TEXT EXCERPT =>
[start]
Friday, October 10, 2008

Solar Thermal Storage System - Zero Energy Home Challenge

I am updating this portion of the blog to give you the latest information regarding the Solar Heat Storage and Delivery System. One of the updates that may be of interest is the diagrammatic drawing of the system, created by Mike LeBeau, it most definitely helps to understand how we are building the system. The controls for the system will be added to the drawing in the near future.

Additionally, I applied for an Innovation Credit for this system through the LEED for Homes rating system program and have receive notification that it will be allowed for an additional credit. I had applied for several others, but have learned through this process that only extraordinary energy saving or environmental improvements are being accepted, it was communicated to me that of the 2000 + requests received as of March 2008 only 4 or 5 had been approved. This was one of the approved Innovative Credits.

Solar Heat Storage & Heat Delivery System – Innovation Credit Request Documentation:

There are 92 solar heat collector vacuum tubes planned for the roof that will be collecting an average of 172,500 BTU’s per day that that there is full sun. We have assumed that there will be at least 120 days worth of full sun available for producing heat available for long-term storage, outside of the times when it would go directly to either short-term storage or to an end use. This will mean that we can put around 20.7 million BTU’s into storage per year. We estimate that approximately 2 million BTU’s per year will be needed for heating of domestic hot water.

The energy model that we ran for this home indicates that we will need 9.7 million BTU’s annually for space heating. This is 4.6 kBTU/sq-ft. or 15 kWh/m2

We have 9,000 cubic feet of a sand and taconite mix (approximately 50:50) under the foot print of the main portion of the house which is insulated with 16 inches of expanded polystyrene (EPS) on all six sides and has cross-linked polyethylene (PEX) tubing running horizontally at every 9 inches vertically through the sand and taconite. The taconite bed is on the top and the sand bed on the bottom with 2 inches of extruded polystyrene (XPS) separating them. The 2 inches of XPS between the two beds was installed only for testing purposes so the heat storage performance of the taconite and sand beds could be evaluated more-or-less independently. Sensors will be installed at various locations in each bed to monitor performance and fine tune the control strategy.

Heat storage capacity for the space under conditioned space is estimated as follows:

Energy density of water = 4,190 kJ/m3 oC (www.engineeringtoolbox.com)
Energy density of taconite = 2,560 kJ/m3 oC (www.engineeringtoolbox.com)

Specific heat of sand = 830 J/kg oC (www.engineeringtoolbox.com)
[end]
DIRECTIVES =>
**A)** According to the solar storage post, how many solar heat collector vacuum tubes are planned for the roof?
**B)** For each statement, say whether it agrees with the solar storage post, and quote the deciding words: (i) The 2 inches of XPS between the two beds was put in only for testing purposes. (ii) The taconite bed lies beneath the sand bed. (iii) The energy model shows an annual space heating need of 9.7 million BTU's.
**C)** Transcribe a passage of the solar storage post, beginning at the words "Heat storage capacity" and stopping after the words "2,560 kJ/m3 oC (www.engineeringtoolbox.com)".

EXCERPTED RECORDS =>
[start]
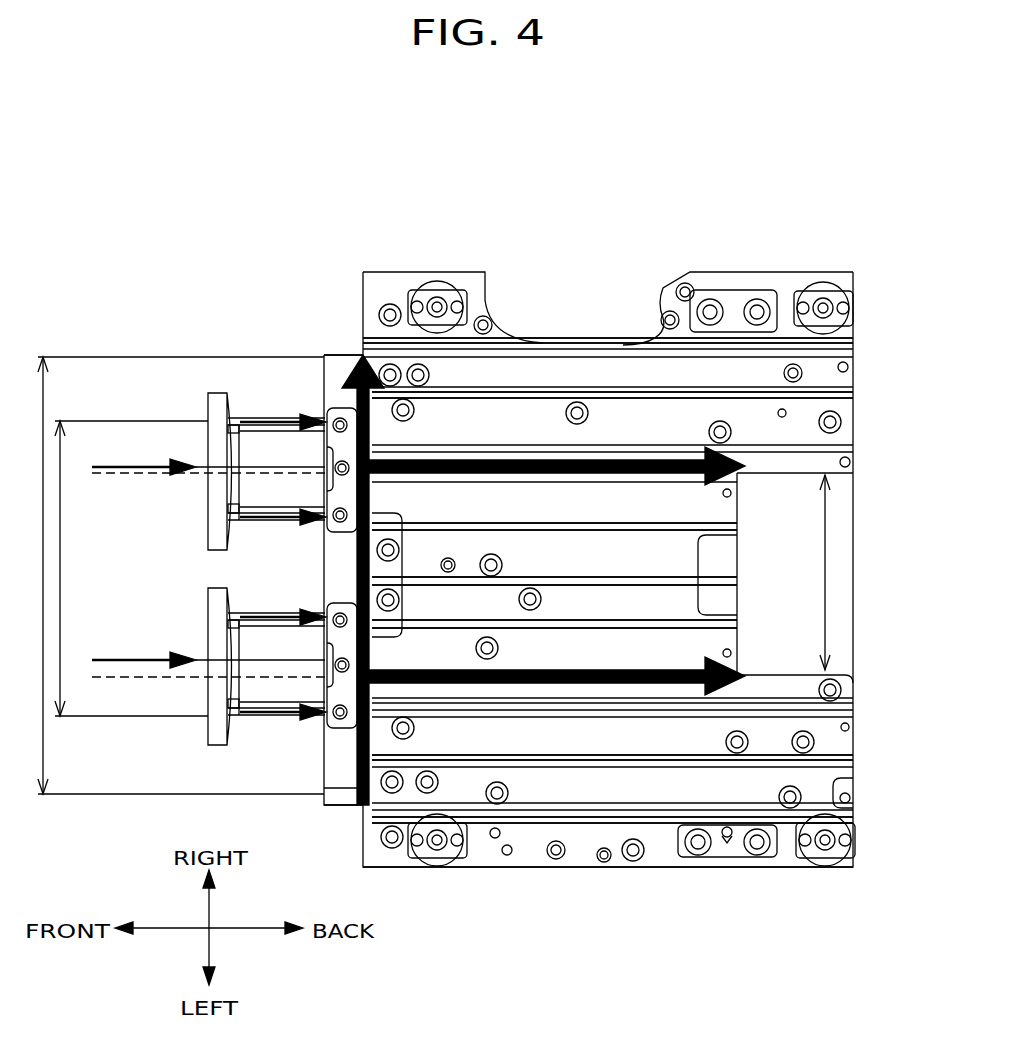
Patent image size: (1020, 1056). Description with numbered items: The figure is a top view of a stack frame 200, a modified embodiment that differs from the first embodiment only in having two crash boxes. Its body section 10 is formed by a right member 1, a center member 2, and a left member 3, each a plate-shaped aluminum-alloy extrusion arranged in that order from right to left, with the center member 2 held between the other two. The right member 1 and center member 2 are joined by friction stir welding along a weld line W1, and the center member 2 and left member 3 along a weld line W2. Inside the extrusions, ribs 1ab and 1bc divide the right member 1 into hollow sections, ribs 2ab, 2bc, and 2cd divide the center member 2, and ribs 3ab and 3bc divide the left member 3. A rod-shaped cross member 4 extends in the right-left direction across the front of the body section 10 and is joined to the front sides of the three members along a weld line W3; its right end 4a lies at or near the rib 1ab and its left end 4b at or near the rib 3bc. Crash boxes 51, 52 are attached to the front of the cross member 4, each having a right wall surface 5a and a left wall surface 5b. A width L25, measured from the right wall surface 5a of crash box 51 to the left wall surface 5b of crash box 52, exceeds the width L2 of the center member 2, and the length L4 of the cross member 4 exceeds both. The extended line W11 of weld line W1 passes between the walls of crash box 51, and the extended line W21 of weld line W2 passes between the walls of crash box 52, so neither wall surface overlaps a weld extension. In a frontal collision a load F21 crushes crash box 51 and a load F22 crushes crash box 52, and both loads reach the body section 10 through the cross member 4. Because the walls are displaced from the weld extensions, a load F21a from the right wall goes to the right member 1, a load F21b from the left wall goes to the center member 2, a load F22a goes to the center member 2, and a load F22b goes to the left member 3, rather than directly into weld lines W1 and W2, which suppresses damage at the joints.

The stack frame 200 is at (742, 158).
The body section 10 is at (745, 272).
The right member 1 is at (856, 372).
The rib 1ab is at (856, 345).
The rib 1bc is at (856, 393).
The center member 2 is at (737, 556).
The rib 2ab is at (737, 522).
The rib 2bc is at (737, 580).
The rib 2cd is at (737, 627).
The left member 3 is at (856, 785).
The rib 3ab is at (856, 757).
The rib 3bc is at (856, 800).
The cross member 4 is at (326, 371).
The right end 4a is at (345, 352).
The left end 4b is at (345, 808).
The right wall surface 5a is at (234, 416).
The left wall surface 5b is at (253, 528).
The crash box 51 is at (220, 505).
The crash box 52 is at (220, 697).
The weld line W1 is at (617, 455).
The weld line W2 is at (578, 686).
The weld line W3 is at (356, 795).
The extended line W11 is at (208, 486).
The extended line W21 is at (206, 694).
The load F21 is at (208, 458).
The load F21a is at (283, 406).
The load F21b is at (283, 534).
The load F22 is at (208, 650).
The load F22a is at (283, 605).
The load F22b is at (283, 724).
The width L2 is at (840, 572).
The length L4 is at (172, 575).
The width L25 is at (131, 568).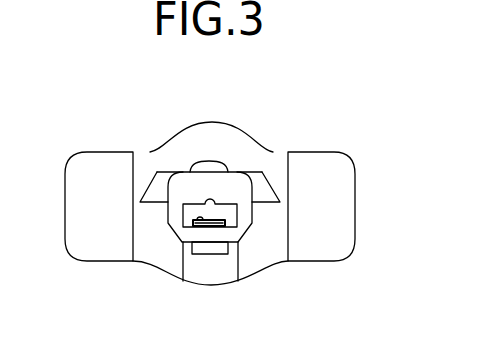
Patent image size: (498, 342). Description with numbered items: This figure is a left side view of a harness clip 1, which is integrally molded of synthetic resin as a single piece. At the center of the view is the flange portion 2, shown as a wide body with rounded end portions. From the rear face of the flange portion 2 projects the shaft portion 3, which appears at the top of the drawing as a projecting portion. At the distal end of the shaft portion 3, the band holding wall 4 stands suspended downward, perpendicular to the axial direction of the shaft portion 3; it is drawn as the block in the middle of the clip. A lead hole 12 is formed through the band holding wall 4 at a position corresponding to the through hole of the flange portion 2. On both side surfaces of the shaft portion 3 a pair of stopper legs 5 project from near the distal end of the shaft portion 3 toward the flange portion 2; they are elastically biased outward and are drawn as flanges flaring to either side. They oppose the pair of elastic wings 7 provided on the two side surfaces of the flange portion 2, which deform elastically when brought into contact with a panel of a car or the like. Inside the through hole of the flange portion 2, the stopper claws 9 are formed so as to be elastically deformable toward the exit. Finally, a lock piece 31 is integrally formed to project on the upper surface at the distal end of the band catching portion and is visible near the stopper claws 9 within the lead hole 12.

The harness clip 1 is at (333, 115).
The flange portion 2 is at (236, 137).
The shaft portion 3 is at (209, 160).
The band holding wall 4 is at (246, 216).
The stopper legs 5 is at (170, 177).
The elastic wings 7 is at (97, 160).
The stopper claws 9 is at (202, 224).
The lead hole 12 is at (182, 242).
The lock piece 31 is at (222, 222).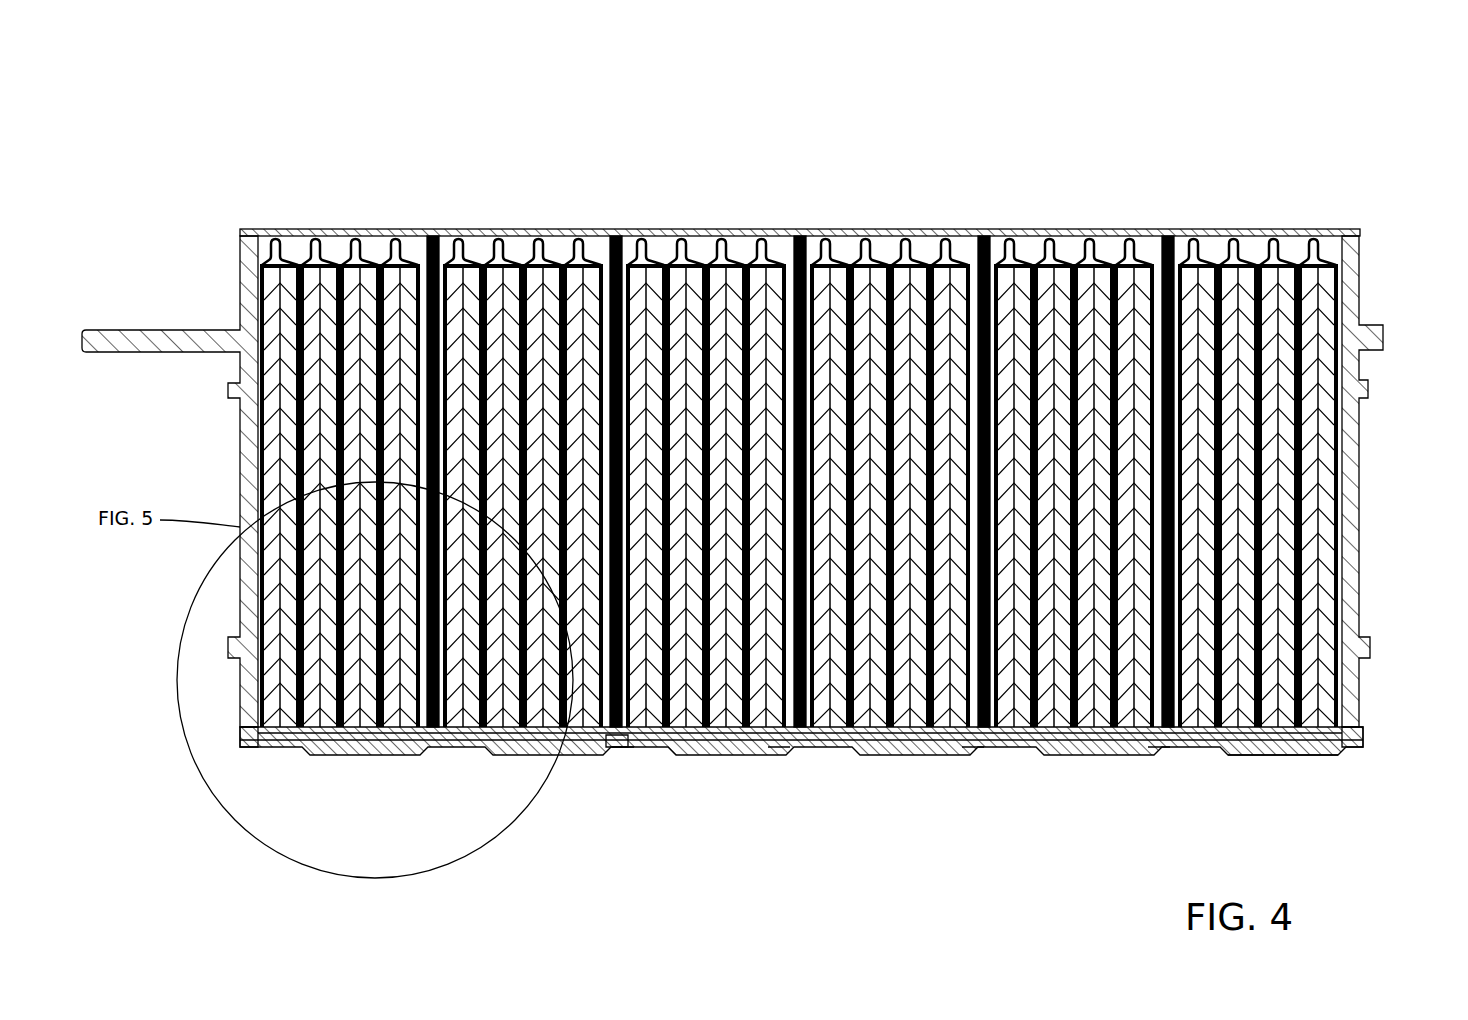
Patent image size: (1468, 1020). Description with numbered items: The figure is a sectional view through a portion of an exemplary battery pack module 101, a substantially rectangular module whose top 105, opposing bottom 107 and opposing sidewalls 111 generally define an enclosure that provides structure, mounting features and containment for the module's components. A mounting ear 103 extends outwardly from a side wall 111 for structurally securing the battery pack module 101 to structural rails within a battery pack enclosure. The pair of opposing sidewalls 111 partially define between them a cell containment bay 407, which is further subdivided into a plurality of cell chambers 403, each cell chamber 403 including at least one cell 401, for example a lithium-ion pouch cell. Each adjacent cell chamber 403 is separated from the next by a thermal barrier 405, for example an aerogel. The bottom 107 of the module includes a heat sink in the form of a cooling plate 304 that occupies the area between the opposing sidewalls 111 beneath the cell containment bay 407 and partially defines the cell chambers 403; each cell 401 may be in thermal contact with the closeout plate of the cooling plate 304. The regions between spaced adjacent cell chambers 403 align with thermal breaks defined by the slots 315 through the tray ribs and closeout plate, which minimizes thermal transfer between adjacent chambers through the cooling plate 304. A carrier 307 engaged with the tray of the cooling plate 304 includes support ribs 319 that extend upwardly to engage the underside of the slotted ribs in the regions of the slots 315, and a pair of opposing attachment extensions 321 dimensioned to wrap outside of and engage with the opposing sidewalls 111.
[end]
SOLUTIONS TO EACH TASK =>
**A)** 92

**B)**
(i) Yes: "The 2 inches of XPS between the two beds was installed only for testing purposes"
(ii) No: "The taconite bed is on the top and the sand bed on the bottom"
(iii) Yes: "we will need 9.7 million BTU’s annually for space heating"

**C)**
Heat storage capacity for the space under conditioned space is estimated as follows:

Energy density of water = 4,190 kJ/m3 oC (www.engineeringtoolbox.com)
Energy density of taconite = 2,560 kJ/m3 oC (www.engineeringtoolbox.com)